Entries provided ->
• • • • •

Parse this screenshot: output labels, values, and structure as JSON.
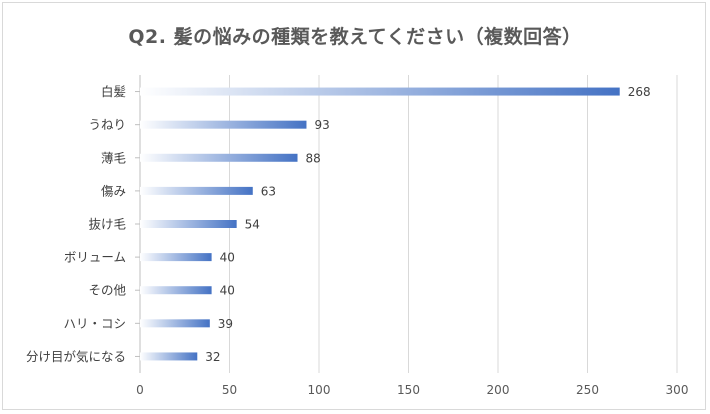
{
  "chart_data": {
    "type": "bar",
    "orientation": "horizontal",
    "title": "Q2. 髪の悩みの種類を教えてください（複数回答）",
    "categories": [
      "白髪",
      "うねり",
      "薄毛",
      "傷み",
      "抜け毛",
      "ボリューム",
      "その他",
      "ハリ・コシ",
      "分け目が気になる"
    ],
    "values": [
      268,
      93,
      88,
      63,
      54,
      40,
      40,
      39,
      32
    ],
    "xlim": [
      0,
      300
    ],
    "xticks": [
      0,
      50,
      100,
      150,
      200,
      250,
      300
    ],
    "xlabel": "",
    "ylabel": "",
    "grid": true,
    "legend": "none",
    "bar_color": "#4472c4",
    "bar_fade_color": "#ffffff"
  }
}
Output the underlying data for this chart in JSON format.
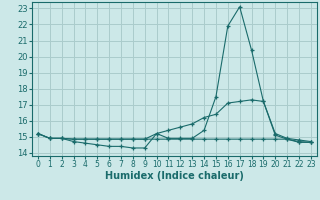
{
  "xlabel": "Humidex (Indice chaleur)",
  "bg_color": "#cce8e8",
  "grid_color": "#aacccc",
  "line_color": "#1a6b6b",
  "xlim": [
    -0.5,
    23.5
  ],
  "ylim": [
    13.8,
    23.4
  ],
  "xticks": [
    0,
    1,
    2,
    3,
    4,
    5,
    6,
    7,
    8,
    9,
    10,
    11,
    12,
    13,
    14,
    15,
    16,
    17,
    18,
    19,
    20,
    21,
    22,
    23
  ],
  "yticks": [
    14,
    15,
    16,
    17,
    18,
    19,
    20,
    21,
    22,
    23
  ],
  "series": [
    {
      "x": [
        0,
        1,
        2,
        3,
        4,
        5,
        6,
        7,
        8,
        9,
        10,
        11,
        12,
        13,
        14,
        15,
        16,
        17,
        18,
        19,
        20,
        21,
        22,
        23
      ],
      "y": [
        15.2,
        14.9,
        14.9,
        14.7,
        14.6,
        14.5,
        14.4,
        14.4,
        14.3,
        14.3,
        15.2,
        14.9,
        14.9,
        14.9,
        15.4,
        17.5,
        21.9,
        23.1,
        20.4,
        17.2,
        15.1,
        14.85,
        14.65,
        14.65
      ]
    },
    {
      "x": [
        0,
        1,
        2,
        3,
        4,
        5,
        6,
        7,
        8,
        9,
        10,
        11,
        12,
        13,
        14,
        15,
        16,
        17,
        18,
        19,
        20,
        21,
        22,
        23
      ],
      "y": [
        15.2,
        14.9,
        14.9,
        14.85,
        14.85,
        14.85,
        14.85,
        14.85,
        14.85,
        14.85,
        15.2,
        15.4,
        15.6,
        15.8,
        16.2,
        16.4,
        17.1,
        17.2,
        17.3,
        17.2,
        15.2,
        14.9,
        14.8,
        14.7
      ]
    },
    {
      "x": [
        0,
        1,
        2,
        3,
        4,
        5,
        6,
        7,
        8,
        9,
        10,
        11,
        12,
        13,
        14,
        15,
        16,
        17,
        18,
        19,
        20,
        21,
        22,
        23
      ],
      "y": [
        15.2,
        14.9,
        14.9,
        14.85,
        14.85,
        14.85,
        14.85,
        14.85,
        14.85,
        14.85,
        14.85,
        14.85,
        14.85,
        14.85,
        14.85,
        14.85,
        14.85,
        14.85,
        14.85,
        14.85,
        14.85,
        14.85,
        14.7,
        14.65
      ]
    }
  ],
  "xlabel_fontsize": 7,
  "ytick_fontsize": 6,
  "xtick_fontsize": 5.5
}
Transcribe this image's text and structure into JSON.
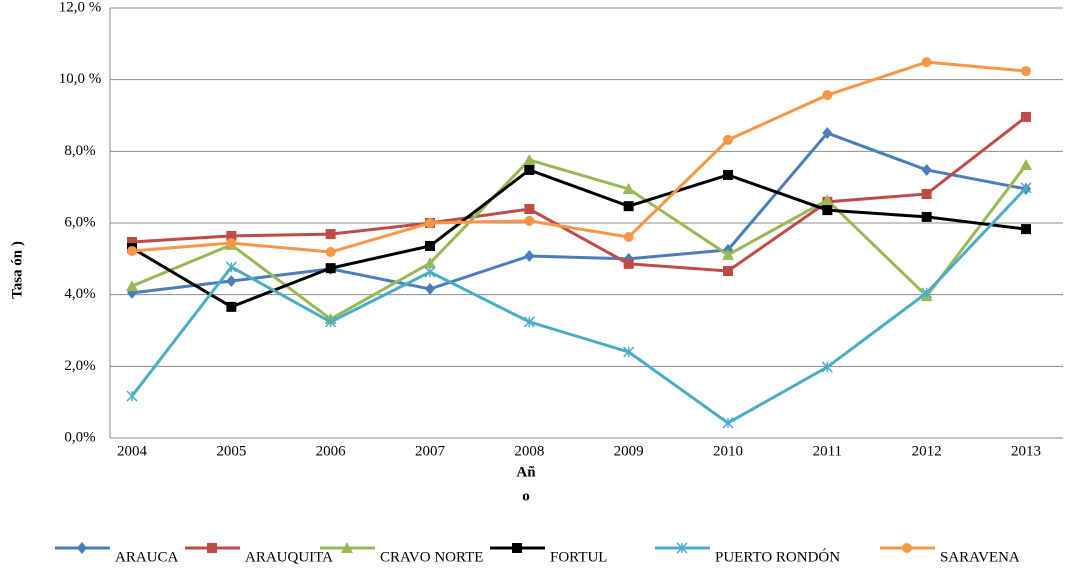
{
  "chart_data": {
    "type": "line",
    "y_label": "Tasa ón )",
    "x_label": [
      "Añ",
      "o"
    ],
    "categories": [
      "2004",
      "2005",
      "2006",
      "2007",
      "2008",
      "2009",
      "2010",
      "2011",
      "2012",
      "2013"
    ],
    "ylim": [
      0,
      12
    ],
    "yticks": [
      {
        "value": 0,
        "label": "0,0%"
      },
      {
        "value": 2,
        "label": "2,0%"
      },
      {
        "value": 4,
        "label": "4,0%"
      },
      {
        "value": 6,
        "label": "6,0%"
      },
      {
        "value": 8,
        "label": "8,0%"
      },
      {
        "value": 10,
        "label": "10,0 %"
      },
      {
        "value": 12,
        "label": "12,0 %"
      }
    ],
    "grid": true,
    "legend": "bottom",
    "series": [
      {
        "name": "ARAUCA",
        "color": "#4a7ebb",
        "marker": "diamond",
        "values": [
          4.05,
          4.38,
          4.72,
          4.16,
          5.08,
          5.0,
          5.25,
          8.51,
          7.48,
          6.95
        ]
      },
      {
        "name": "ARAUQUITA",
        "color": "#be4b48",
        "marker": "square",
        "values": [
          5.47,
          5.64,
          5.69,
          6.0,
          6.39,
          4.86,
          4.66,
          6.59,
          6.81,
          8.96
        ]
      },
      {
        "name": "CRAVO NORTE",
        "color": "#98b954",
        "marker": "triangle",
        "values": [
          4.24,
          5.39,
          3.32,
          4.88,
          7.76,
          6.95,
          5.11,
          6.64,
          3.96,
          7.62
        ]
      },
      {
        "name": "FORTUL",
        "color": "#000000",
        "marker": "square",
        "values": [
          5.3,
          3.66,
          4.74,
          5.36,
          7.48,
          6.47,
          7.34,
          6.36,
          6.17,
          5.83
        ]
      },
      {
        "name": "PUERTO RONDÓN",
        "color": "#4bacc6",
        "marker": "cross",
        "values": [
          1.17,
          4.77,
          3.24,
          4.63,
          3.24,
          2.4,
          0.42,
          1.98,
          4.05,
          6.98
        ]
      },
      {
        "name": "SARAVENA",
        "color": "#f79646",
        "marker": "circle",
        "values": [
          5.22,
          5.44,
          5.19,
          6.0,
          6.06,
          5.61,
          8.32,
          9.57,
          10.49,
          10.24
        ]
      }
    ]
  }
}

• • • • •

Given instruction -> In your copy, leave out the pictures and reproduce the material above exactly.

Answer to the task ->
Parse this screenshot: output labels, values, and structure as JSON.
{
  "chart_data": {
    "type": "bar",
    "orientation": "horizontal",
    "title": "Q2. 髪の悩みの種類を教えてください（複数回答）",
    "categories": [
      "白髪",
      "うねり",
      "薄毛",
      "傷み",
      "抜け毛",
      "ボリューム",
      "その他",
      "ハリ・コシ",
      "分け目が気になる"
    ],
    "values": [
      268,
      93,
      88,
      63,
      54,
      40,
      40,
      39,
      32
    ],
    "xlim": [
      0,
      300
    ],
    "xticks": [
      0,
      50,
      100,
      150,
      200,
      250,
      300
    ],
    "xlabel": "",
    "ylabel": "",
    "grid": true,
    "legend": "none",
    "bar_color": "#4472c4",
    "bar_fade_color": "#ffffff"
  }
}
Output the underlying data for this chart in JSON format.
{
  "xlabel": "Humidex (Indice chaleur)",
  "bg_color": "#cce8e8",
  "grid_color": "#aacccc",
  "line_color": "#1a6b6b",
  "xlim": [
    -0.5,
    23.5
  ],
  "ylim": [
    13.8,
    23.4
  ],
  "xticks": [
    0,
    1,
    2,
    3,
    4,
    5,
    6,
    7,
    8,
    9,
    10,
    11,
    12,
    13,
    14,
    15,
    16,
    17,
    18,
    19,
    20,
    21,
    22,
    23
  ],
  "yticks": [
    14,
    15,
    16,
    17,
    18,
    19,
    20,
    21,
    22,
    23
  ],
  "series": [
    {
      "x": [
        0,
        1,
        2,
        3,
        4,
        5,
        6,
        7,
        8,
        9,
        10,
        11,
        12,
        13,
        14,
        15,
        16,
        17,
        18,
        19,
        20,
        21,
        22,
        23
      ],
      "y": [
        15.2,
        14.9,
        14.9,
        14.7,
        14.6,
        14.5,
        14.4,
        14.4,
        14.3,
        14.3,
        15.2,
        14.9,
        14.9,
        14.9,
        15.4,
        17.5,
        21.9,
        23.1,
        20.4,
        17.2,
        15.1,
        14.85,
        14.65,
        14.65
      ]
    },
    {
      "x": [
        0,
        1,
        2,
        3,
        4,
        5,
        6,
        7,
        8,
        9,
        10,
        11,
        12,
        13,
        14,
        15,
        16,
        17,
        18,
        19,
        20,
        21,
        22,
        23
      ],
      "y": [
        15.2,
        14.9,
        14.9,
        14.85,
        14.85,
        14.85,
        14.85,
        14.85,
        14.85,
        14.85,
        15.2,
        15.4,
        15.6,
        15.8,
        16.2,
        16.4,
        17.1,
        17.2,
        17.3,
        17.2,
        15.2,
        14.9,
        14.8,
        14.7
      ]
    },
    {
      "x": [
        0,
        1,
        2,
        3,
        4,
        5,
        6,
        7,
        8,
        9,
        10,
        11,
        12,
        13,
        14,
        15,
        16,
        17,
        18,
        19,
        20,
        21,
        22,
        23
      ],
      "y": [
        15.2,
        14.9,
        14.9,
        14.85,
        14.85,
        14.85,
        14.85,
        14.85,
        14.85,
        14.85,
        14.85,
        14.85,
        14.85,
        14.85,
        14.85,
        14.85,
        14.85,
        14.85,
        14.85,
        14.85,
        14.85,
        14.85,
        14.7,
        14.65
      ]
    }
  ],
  "xlabel_fontsize": 7,
  "ytick_fontsize": 6,
  "xtick_fontsize": 5.5
}
Transcribe this image's text and structure into JSON.
{
  "chart_data": {
    "type": "line",
    "y_label": "Tasa ón )",
    "x_label": [
      "Añ",
      "o"
    ],
    "categories": [
      "2004",
      "2005",
      "2006",
      "2007",
      "2008",
      "2009",
      "2010",
      "2011",
      "2012",
      "2013"
    ],
    "ylim": [
      0,
      12
    ],
    "yticks": [
      {
        "value": 0,
        "label": "0,0%"
      },
      {
        "value": 2,
        "label": "2,0%"
      },
      {
        "value": 4,
        "label": "4,0%"
      },
      {
        "value": 6,
        "label": "6,0%"
      },
      {
        "value": 8,
        "label": "8,0%"
      },
      {
        "value": 10,
        "label": "10,0 %"
      },
      {
        "value": 12,
        "label": "12,0 %"
      }
    ],
    "grid": true,
    "legend": "bottom",
    "series": [
      {
        "name": "ARAUCA",
        "color": "#4a7ebb",
        "marker": "diamond",
        "values": [
          4.05,
          4.38,
          4.72,
          4.16,
          5.08,
          5.0,
          5.25,
          8.51,
          7.48,
          6.95
        ]
      },
      {
        "name": "ARAUQUITA",
        "color": "#be4b48",
        "marker": "square",
        "values": [
          5.47,
          5.64,
          5.69,
          6.0,
          6.39,
          4.86,
          4.66,
          6.59,
          6.81,
          8.96
        ]
      },
      {
        "name": "CRAVO NORTE",
        "color": "#98b954",
        "marker": "triangle",
        "values": [
          4.24,
          5.39,
          3.32,
          4.88,
          7.76,
          6.95,
          5.11,
          6.64,
          3.96,
          7.62
        ]
      },
      {
        "name": "FORTUL",
        "color": "#000000",
        "marker": "square",
        "values": [
          5.3,
          3.66,
          4.74,
          5.36,
          7.48,
          6.47,
          7.34,
          6.36,
          6.17,
          5.83
        ]
      },
      {
        "name": "PUERTO RONDÓN",
        "color": "#4bacc6",
        "marker": "cross",
        "values": [
          1.17,
          4.77,
          3.24,
          4.63,
          3.24,
          2.4,
          0.42,
          1.98,
          4.05,
          6.98
        ]
      },
      {
        "name": "SARAVENA",
        "color": "#f79646",
        "marker": "circle",
        "values": [
          5.22,
          5.44,
          5.19,
          6.0,
          6.06,
          5.61,
          8.32,
          9.57,
          10.49,
          10.24
        ]
      }
    ]
  }
}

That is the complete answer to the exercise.